- **What is being asked**: Extract each line holding the word "Evidence" from the entries.

- **Records for processing**:
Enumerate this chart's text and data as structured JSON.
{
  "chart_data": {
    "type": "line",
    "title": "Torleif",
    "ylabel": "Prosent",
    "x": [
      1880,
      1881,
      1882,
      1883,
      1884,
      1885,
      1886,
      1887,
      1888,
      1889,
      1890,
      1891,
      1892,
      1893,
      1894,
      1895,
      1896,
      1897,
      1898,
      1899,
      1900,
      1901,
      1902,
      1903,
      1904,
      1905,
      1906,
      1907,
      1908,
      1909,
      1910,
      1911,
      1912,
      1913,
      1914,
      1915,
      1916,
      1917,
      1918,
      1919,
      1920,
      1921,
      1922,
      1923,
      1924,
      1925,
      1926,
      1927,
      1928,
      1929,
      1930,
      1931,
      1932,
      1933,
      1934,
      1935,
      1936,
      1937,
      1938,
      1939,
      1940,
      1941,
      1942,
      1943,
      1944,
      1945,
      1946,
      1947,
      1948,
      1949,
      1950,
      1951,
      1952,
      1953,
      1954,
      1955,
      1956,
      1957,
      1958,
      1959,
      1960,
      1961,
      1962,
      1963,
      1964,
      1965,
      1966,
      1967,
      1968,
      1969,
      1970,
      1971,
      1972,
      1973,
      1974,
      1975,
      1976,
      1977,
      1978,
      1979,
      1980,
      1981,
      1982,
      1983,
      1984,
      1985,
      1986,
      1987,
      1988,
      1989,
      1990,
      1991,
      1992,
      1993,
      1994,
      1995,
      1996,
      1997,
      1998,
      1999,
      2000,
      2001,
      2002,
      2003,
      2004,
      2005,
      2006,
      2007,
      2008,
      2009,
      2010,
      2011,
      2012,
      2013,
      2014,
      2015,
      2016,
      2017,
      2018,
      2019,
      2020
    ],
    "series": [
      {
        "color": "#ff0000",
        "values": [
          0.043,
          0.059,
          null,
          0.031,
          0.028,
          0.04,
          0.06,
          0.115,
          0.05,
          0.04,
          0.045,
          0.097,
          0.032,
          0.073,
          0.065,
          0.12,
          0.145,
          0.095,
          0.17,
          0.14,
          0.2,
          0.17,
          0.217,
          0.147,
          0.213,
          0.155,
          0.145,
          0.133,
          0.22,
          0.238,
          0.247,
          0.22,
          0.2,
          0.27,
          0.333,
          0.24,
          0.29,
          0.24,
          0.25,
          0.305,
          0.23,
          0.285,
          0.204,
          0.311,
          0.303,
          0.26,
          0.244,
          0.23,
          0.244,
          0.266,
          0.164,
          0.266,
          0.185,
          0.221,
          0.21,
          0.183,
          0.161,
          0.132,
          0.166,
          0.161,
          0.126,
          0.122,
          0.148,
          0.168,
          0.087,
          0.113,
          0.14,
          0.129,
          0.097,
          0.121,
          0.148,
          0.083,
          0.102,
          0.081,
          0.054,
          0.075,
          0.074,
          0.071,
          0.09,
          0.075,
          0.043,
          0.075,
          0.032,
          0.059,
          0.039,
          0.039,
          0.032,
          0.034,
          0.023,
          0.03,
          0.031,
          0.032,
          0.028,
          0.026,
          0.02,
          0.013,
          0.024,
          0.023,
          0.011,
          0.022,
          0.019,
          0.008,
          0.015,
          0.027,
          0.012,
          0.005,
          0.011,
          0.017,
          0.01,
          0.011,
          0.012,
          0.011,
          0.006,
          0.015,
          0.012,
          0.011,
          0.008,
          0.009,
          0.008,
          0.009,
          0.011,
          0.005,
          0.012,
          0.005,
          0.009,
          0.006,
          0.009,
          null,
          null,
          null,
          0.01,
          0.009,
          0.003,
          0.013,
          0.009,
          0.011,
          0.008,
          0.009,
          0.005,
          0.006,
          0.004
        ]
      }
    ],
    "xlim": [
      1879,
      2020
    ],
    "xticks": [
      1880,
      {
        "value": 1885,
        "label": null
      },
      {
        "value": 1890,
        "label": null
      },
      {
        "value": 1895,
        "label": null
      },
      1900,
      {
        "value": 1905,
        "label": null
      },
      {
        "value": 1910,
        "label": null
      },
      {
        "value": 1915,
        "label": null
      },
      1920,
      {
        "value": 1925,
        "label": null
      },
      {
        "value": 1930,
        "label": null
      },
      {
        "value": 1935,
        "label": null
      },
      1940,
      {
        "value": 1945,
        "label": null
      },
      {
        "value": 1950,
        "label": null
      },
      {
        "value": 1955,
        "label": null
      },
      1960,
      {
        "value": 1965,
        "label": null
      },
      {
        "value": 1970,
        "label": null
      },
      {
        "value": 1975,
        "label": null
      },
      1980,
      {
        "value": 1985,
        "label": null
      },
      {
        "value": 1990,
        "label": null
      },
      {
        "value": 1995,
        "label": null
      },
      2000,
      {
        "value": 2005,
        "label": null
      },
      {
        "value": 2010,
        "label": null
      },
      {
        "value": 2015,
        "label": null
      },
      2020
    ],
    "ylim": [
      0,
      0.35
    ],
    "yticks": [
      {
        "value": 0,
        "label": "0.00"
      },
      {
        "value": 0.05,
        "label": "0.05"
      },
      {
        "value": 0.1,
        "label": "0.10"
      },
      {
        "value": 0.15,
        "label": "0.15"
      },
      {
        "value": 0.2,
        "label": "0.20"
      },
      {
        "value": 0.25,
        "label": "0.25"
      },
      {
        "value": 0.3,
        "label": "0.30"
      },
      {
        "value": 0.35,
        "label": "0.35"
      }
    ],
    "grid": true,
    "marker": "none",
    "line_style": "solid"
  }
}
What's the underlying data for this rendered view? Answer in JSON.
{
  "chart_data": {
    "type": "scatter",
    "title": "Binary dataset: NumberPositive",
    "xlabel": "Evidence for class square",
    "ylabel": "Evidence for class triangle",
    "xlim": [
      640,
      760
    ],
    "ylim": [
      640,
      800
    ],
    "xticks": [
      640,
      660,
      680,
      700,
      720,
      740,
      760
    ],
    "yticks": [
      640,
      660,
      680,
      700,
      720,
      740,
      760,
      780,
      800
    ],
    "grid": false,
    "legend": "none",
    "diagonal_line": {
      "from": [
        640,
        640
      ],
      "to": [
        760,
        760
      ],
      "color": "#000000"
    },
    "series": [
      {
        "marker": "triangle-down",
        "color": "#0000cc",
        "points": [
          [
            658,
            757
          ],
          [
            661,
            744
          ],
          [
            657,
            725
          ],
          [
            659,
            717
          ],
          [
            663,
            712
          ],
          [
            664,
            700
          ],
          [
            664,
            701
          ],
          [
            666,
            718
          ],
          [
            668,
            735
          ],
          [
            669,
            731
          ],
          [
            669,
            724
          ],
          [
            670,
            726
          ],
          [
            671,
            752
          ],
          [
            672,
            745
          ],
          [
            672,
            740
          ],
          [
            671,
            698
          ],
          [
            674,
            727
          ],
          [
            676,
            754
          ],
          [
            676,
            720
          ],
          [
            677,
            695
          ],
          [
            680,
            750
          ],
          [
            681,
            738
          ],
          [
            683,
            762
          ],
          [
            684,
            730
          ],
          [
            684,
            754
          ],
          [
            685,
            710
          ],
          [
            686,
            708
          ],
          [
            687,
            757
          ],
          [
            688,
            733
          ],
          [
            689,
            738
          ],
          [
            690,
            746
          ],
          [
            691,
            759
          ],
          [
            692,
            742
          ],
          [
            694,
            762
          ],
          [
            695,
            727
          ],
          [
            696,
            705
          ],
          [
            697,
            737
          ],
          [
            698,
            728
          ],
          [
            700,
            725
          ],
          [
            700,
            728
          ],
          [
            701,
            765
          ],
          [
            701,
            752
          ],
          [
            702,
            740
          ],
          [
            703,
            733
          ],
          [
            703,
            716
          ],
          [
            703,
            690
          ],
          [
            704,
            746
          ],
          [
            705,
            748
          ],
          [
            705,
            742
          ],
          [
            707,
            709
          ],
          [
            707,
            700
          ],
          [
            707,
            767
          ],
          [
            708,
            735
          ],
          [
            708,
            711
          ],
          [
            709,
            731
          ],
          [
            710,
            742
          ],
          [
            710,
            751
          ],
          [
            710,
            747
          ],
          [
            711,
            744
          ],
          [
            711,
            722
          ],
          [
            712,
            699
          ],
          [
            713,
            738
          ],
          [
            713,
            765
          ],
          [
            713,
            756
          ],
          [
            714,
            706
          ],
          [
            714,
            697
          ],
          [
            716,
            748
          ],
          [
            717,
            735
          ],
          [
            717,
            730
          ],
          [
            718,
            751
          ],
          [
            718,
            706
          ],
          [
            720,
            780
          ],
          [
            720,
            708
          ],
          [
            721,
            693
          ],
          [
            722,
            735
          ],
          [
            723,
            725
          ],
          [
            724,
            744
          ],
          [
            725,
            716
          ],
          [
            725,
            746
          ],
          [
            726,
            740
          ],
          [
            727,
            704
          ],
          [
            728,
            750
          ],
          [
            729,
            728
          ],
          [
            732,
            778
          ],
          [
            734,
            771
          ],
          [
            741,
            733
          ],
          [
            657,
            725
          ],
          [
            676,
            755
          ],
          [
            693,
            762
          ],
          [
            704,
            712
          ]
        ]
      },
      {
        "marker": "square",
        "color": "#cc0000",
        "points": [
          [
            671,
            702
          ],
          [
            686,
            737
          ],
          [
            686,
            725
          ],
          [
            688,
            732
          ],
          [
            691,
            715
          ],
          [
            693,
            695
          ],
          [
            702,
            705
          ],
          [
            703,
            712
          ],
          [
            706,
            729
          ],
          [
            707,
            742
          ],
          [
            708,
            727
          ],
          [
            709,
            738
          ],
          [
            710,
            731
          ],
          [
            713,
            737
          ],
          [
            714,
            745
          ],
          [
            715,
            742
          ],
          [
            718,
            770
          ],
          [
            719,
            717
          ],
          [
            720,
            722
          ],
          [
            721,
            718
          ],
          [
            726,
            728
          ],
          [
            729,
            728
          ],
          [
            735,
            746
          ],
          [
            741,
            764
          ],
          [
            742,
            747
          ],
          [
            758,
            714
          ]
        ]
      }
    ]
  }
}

- **Exercise result**:
    "xlabel": "Evidence for class square",
    "ylabel": "Evidence for class triangle",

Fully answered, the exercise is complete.